EXERCISE INPUTS.
□ □ □ □ □

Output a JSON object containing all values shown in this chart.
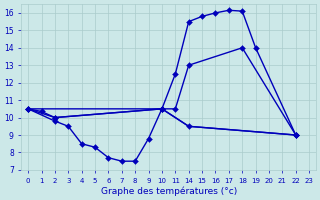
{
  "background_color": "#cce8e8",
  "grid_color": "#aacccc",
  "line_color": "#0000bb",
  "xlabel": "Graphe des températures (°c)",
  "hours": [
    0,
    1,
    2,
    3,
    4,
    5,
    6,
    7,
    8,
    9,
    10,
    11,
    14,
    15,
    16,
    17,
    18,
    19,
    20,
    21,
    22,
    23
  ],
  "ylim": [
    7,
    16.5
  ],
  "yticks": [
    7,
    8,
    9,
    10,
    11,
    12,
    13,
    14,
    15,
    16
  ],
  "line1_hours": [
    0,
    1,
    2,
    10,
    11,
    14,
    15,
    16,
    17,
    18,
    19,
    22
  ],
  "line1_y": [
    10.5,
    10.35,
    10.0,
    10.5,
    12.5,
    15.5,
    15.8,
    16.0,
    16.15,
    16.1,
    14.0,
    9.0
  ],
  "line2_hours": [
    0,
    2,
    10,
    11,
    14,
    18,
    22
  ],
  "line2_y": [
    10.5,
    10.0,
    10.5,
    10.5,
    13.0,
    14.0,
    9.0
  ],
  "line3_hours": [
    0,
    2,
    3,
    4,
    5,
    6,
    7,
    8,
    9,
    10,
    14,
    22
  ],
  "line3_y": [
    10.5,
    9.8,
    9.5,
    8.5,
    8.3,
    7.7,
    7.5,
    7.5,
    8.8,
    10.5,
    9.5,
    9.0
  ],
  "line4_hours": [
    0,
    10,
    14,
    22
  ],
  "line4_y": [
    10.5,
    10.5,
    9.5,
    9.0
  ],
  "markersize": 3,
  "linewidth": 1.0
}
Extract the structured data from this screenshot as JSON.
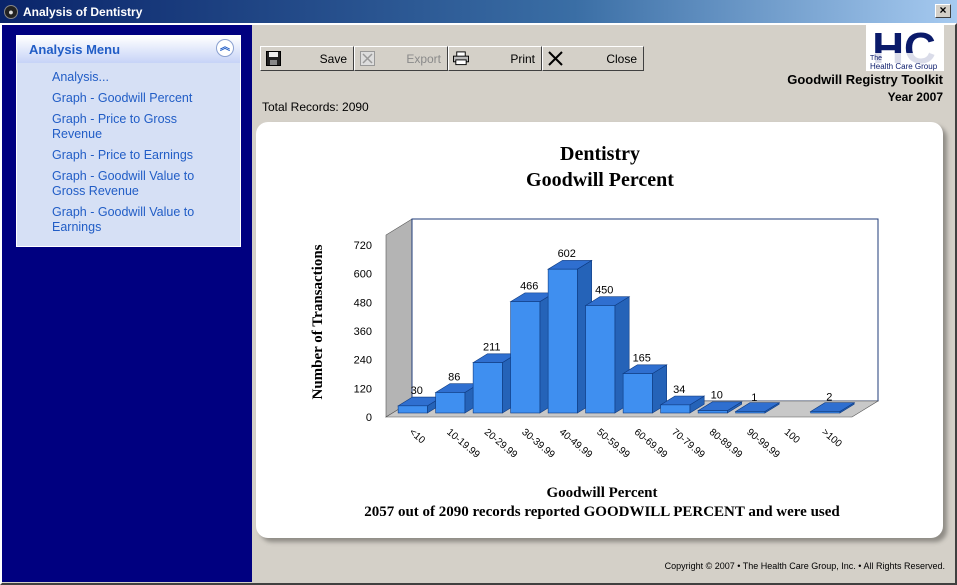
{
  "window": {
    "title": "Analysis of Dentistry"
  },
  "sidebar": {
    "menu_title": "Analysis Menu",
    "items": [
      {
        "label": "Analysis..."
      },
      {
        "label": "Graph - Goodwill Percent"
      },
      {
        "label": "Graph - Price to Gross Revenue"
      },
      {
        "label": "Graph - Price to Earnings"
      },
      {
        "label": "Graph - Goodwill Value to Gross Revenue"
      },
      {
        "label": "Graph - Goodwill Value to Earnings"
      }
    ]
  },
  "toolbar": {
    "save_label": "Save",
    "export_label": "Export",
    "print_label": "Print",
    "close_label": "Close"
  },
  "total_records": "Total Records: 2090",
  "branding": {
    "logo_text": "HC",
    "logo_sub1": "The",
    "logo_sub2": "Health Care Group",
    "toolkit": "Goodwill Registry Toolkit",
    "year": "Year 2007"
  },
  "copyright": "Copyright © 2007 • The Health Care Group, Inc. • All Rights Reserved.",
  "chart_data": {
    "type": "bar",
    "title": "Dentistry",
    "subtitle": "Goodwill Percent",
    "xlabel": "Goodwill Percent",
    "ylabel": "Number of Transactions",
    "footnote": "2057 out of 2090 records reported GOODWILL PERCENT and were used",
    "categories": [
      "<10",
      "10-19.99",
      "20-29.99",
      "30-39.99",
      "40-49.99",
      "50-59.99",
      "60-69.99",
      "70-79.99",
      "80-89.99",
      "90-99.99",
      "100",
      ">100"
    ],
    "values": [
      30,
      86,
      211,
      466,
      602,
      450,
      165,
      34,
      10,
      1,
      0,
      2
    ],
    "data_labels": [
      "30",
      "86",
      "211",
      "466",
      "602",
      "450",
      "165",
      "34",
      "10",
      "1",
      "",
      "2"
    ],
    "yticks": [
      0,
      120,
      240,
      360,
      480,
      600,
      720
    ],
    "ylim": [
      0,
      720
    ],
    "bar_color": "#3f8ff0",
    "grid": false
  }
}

□ □ □ □ □

GIVEN PROBLEM. Return all lines of the material above in which the word "Care" occurs.

SOLUTION FOR THIS PROBLEM.
    "logo_sub2": "Health Care Group",
  "copyright": "Copyright © 2007 • The Health Care Group, Inc. • All Rights Reserved.",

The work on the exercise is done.